**Short exercise**
Repeat every record below exactly as it appears.
--- start Extracted data ---
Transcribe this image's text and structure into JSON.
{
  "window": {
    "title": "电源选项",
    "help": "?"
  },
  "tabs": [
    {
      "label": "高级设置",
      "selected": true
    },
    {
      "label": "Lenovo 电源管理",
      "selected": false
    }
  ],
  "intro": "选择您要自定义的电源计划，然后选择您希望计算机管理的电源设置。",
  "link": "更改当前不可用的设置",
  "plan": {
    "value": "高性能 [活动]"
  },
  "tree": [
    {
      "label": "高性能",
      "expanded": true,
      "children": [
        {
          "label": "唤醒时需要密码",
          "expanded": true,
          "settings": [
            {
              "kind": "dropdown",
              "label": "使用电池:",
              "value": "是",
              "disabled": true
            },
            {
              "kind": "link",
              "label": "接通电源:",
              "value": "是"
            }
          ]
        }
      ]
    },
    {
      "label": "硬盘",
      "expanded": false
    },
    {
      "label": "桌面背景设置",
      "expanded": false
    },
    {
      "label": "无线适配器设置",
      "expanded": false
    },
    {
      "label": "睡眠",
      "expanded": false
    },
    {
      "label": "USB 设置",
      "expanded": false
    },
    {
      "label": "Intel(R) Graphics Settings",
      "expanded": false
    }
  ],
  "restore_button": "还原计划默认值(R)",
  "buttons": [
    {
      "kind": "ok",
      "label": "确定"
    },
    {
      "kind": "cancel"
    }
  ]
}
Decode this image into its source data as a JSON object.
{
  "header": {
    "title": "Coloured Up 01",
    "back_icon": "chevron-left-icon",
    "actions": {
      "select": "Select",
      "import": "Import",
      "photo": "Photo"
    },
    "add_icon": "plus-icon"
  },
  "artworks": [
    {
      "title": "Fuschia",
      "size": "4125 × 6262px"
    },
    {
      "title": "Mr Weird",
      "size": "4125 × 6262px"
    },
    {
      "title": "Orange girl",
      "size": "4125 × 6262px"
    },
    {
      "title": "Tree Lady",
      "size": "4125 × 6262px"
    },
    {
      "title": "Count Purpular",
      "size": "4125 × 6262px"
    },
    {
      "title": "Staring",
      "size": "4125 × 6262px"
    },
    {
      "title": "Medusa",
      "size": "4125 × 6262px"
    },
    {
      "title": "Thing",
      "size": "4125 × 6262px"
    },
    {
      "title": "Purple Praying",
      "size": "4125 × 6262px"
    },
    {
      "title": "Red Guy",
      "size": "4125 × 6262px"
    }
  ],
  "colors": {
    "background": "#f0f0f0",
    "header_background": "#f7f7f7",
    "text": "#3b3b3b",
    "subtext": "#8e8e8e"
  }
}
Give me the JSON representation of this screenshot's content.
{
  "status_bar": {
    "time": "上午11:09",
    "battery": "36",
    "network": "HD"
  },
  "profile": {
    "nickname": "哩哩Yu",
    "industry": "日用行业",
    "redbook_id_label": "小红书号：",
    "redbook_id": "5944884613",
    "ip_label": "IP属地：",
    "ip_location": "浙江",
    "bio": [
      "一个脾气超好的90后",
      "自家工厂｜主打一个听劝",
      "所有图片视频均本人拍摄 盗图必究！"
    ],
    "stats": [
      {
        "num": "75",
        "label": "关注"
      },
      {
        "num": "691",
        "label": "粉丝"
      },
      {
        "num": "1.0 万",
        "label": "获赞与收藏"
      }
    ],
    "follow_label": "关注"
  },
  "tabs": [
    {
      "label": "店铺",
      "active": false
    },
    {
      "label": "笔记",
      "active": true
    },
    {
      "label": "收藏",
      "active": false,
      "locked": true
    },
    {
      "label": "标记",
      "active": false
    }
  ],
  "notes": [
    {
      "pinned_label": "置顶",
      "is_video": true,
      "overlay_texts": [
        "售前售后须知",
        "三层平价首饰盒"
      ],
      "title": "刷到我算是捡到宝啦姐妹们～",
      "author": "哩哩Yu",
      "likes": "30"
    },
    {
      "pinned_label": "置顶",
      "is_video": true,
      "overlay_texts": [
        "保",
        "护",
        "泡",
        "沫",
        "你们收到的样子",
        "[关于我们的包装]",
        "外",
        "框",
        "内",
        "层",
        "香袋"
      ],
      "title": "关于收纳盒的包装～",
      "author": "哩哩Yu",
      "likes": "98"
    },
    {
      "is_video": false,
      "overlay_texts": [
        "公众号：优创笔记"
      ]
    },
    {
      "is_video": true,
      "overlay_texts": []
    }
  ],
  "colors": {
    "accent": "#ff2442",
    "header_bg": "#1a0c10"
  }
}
--- end Extracted data ---
**Reply to the task**
Transcribe this image's text and structure into JSON.
{
  "window": {
    "title": "电源选项",
    "help": "?"
  },
  "tabs": [
    {
      "label": "高级设置",
      "selected": true
    },
    {
      "label": "Lenovo 电源管理",
      "selected": false
    }
  ],
  "intro": "选择您要自定义的电源计划，然后选择您希望计算机管理的电源设置。",
  "link": "更改当前不可用的设置",
  "plan": {
    "value": "高性能 [活动]"
  },
  "tree": [
    {
      "label": "高性能",
      "expanded": true,
      "children": [
        {
          "label": "唤醒时需要密码",
          "expanded": true,
          "settings": [
            {
              "kind": "dropdown",
              "label": "使用电池:",
              "value": "是",
              "disabled": true
            },
            {
              "kind": "link",
              "label": "接通电源:",
              "value": "是"
            }
          ]
        }
      ]
    },
    {
      "label": "硬盘",
      "expanded": false
    },
    {
      "label": "桌面背景设置",
      "expanded": false
    },
    {
      "label": "无线适配器设置",
      "expanded": false
    },
    {
      "label": "睡眠",
      "expanded": false
    },
    {
      "label": "USB 设置",
      "expanded": false
    },
    {
      "label": "Intel(R) Graphics Settings",
      "expanded": false
    }
  ],
  "restore_button": "还原计划默认值(R)",
  "buttons": [
    {
      "kind": "ok",
      "label": "确定"
    },
    {
      "kind": "cancel"
    }
  ]
}
Decode this image into its source data as a JSON object.
{
  "header": {
    "title": "Coloured Up 01",
    "back_icon": "chevron-left-icon",
    "actions": {
      "select": "Select",
      "import": "Import",
      "photo": "Photo"
    },
    "add_icon": "plus-icon"
  },
  "artworks": [
    {
      "title": "Fuschia",
      "size": "4125 × 6262px"
    },
    {
      "title": "Mr Weird",
      "size": "4125 × 6262px"
    },
    {
      "title": "Orange girl",
      "size": "4125 × 6262px"
    },
    {
      "title": "Tree Lady",
      "size": "4125 × 6262px"
    },
    {
      "title": "Count Purpular",
      "size": "4125 × 6262px"
    },
    {
      "title": "Staring",
      "size": "4125 × 6262px"
    },
    {
      "title": "Medusa",
      "size": "4125 × 6262px"
    },
    {
      "title": "Thing",
      "size": "4125 × 6262px"
    },
    {
      "title": "Purple Praying",
      "size": "4125 × 6262px"
    },
    {
      "title": "Red Guy",
      "size": "4125 × 6262px"
    }
  ],
  "colors": {
    "background": "#f0f0f0",
    "header_background": "#f7f7f7",
    "text": "#3b3b3b",
    "subtext": "#8e8e8e"
  }
}
Give me the JSON representation of this screenshot's content.
{
  "status_bar": {
    "time": "上午11:09",
    "battery": "36",
    "network": "HD"
  },
  "profile": {
    "nickname": "哩哩Yu",
    "industry": "日用行业",
    "redbook_id_label": "小红书号：",
    "redbook_id": "5944884613",
    "ip_label": "IP属地：",
    "ip_location": "浙江",
    "bio": [
      "一个脾气超好的90后",
      "自家工厂｜主打一个听劝",
      "所有图片视频均本人拍摄 盗图必究！"
    ],
    "stats": [
      {
        "num": "75",
        "label": "关注"
      },
      {
        "num": "691",
        "label": "粉丝"
      },
      {
        "num": "1.0 万",
        "label": "获赞与收藏"
      }
    ],
    "follow_label": "关注"
  },
  "tabs": [
    {
      "label": "店铺",
      "active": false
    },
    {
      "label": "笔记",
      "active": true
    },
    {
      "label": "收藏",
      "active": false,
      "locked": true
    },
    {
      "label": "标记",
      "active": false
    }
  ],
  "notes": [
    {
      "pinned_label": "置顶",
      "is_video": true,
      "overlay_texts": [
        "售前售后须知",
        "三层平价首饰盒"
      ],
      "title": "刷到我算是捡到宝啦姐妹们～",
      "author": "哩哩Yu",
      "likes": "30"
    },
    {
      "pinned_label": "置顶",
      "is_video": true,
      "overlay_texts": [
        "保",
        "护",
        "泡",
        "沫",
        "你们收到的样子",
        "[关于我们的包装]",
        "外",
        "框",
        "内",
        "层",
        "香袋"
      ],
      "title": "关于收纳盒的包装～",
      "author": "哩哩Yu",
      "likes": "98"
    },
    {
      "is_video": false,
      "overlay_texts": [
        "公众号：优创笔记"
      ]
    },
    {
      "is_video": true,
      "overlay_texts": []
    }
  ],
  "colors": {
    "accent": "#ff2442",
    "header_bg": "#1a0c10"
  }
}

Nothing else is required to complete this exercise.